Exercise:
Scan the listing below. Report each line that includes "پوهنتون".

Provided entries:
** BEGIN **

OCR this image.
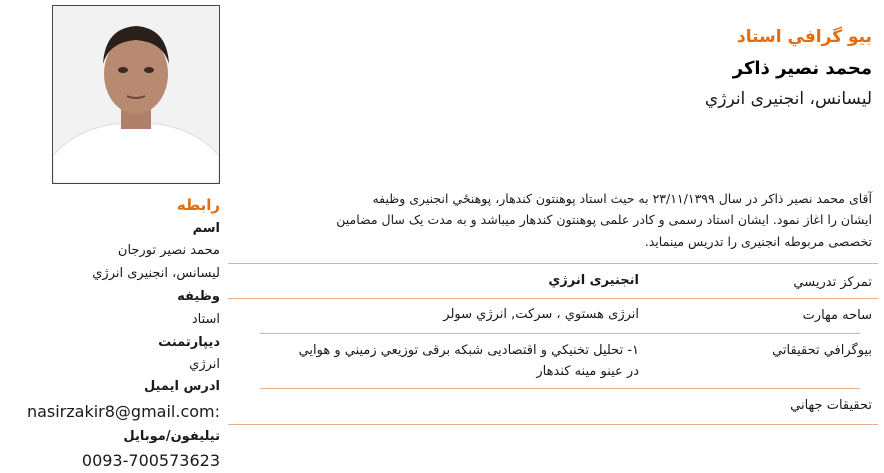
بیو گرافي استاد
محمد نصیر ذاکر
لیسانس، انجنیری انرژي
آقای محمد نصیر ذاکر در سال ۲۳/۱۱/۱۳۹۹ به حیث استاد پوهنتون کندهار، پوهنځي انجنیری وظیفه
ایشان را اغاز نمود. ایشان استاد رسمی و کادر علمی پوهنتون کندهار میباشد و به مدت یک سال مضامین
تخصصی مربوطه انجنیری را تدریس مینماید.
تمرکز تدریسي
انجنیری انرژي
ساحه مهارت
انرژی هستوي ، سرکت, انرژي سولر
بیوگرافي تحقیقاتي
۱- تحلیل تخنیکي و اقتصادیی شبکه برقی توزیعي زمیني و هوایي
در عینو مینه کندهار
تحقیقات جهاني
رابطه
اسم
محمد نصیر تورجان
لیسانس، انجنیری انرژي
وظیفه
استاد
دیپارتمنت
انرژي
ادرس ایمیل
nasirzakir8@gmail.com:
تیلیفون/موبایل
0093-700573623
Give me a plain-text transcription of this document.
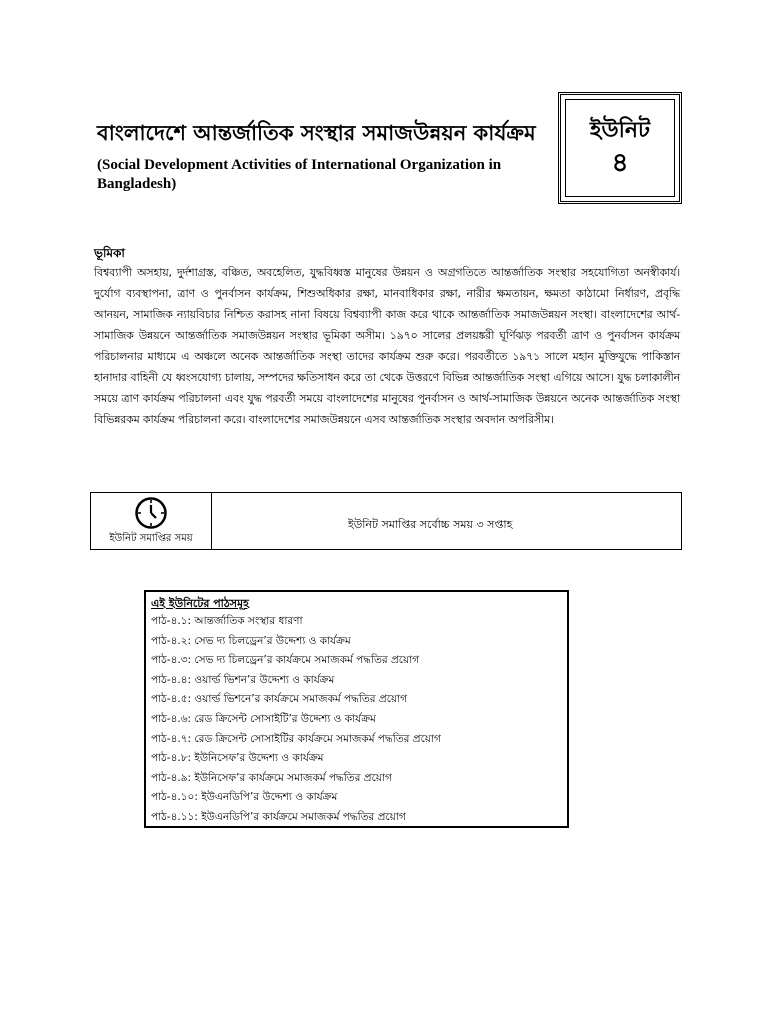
বাংলাদেশে আন্তর্জাতিক সংস্থার সমাজউন্নয়ন কার্যক্রম
(Social Development Activities of International Organization in Bangladesh)
ইউনিট
৪
ভূমিকা
বিশ্বব্যাপী অসহায়, দুর্দশাগ্রস্ত, বঞ্চিত, অবহেলিত, যুদ্ধবিধ্বস্ত মানুষের উন্নয়ন ও অগ্রগতিতে আন্তর্জাতিক সংস্থার সহযোগিতা অনস্বীকার্য। দুর্যোগ ব্যবস্থাপনা, ত্রাণ ও পুনর্বাসন কার্যক্রম, শিশুঅধিকার রক্ষা, মানবাধিকার রক্ষা, নারীর ক্ষমতায়ন, ক্ষমতা কাঠামো নির্ধারণ, প্রবৃদ্ধি আনয়ন, সামাজিক ন্যায়বিচার নিশ্চিত করাসহ নানা বিষয়ে বিশ্বব্যাপী কাজ করে থাকে আন্তর্জাতিক সমাজউন্নয়ন সংস্থা। বাংলাদেশের আর্থ-সামাজিক উন্নয়নে আন্তর্জাতিক সমাজউন্নয়ন সংস্থার ভূমিকা অসীম। ১৯৭০ সালের প্রলয়ঙ্করী ঘূর্ণিঝড় পরবর্তী ত্রাণ ও পুনর্বাসন কার্যক্রম পরিচালনার মাধ্যমে এ অঞ্চলে অনেক আন্তর্জাতিক সংস্থা তাদের কার্যক্রম শুরু করে। পরবর্তীতে ১৯৭১ সালে মহান মুক্তিযুদ্ধে পাকিস্তান হানাদার বাহিনী যে ধ্বংসযোগ্য চালায়, সম্পদের ক্ষতিসাধন করে তা থেকে উত্তরণে বিভিন্ন আন্তর্জাতিক সংস্থা এগিয়ে আসে। যুদ্ধ চলাকালীন সময়ে ত্রাণ কার্যক্রম পরিচালনা এবং যুদ্ধ পরবর্তী সময়ে বাংলাদেশের মানুষের পুনর্বাসন ও আর্থ-সামাজিক উন্নয়নে অনেক আন্তর্জাতিক সংস্থা বিভিন্নরকম কার্যক্রম পরিচালনা করে। বাংলাদেশের সমাজউন্নয়নে এসব আন্তর্জাতিক সংস্থার অবদান অপরিসীম।
ইউনিট সমাপ্তির সময়
ইউনিট সমাপ্তির সর্বোচ্চ সময় ৩ সপ্তাহ
এই ইউনিটের পাঠসমূহ
পাঠ-৪.১: আন্তর্জাতিক সংস্থার ধারণা
পাঠ-৪.২: সেভ দ্য চিলড্রেন’র উদ্দেশ্য ও কার্যক্রম
পাঠ-৪.৩: সেভ দ্য চিলড্রেন’র কার্যক্রমে সমাজকর্ম পদ্ধতির প্রয়োগ
পাঠ-৪.৪: ওয়ার্ল্ড ভিশন’র উদ্দেশ্য ও কার্যক্রম
পাঠ-৪.৫: ওয়ার্ল্ড ভিশনে’র কার্যক্রমে সমাজকর্ম পদ্ধতির প্রয়োগ
পাঠ-৪.৬: রেড ক্রিসেন্ট সোসাইটি’র উদ্দেশ্য ও কার্যক্রম
পাঠ-৪.৭: রেড ক্রিসেন্ট সোসাইটির কার্যক্রমে সমাজকর্ম পদ্ধতির প্রয়োগ
পাঠ-৪.৮: ইউনিসেফ’র উদ্দেশ্য ও কার্যক্রম
পাঠ-৪.৯: ইউনিসেফ’র কার্যক্রমে সমাজকর্ম পদ্ধতির প্রয়োগ
পাঠ-৪.১০: ইউএনডিপি’র উদ্দেশ্য ও কার্যক্রম
পাঠ-৪.১১: ইউএনডিপি’র কার্যক্রমে সমাজকর্ম পদ্ধতির প্রয়োগ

** END **

Written solution:
آقای محمد نصیر ذاکر در سال ۲۳/۱۱/۱۳۹۹ به حیث استاد پوهنتون کندهار، پوهنځي انجنیری وظیفه
ایشان را اغاز نمود. ایشان استاد رسمی و کادر علمی پوهنتون کندهار میباشد و به مدت یک سال مضامین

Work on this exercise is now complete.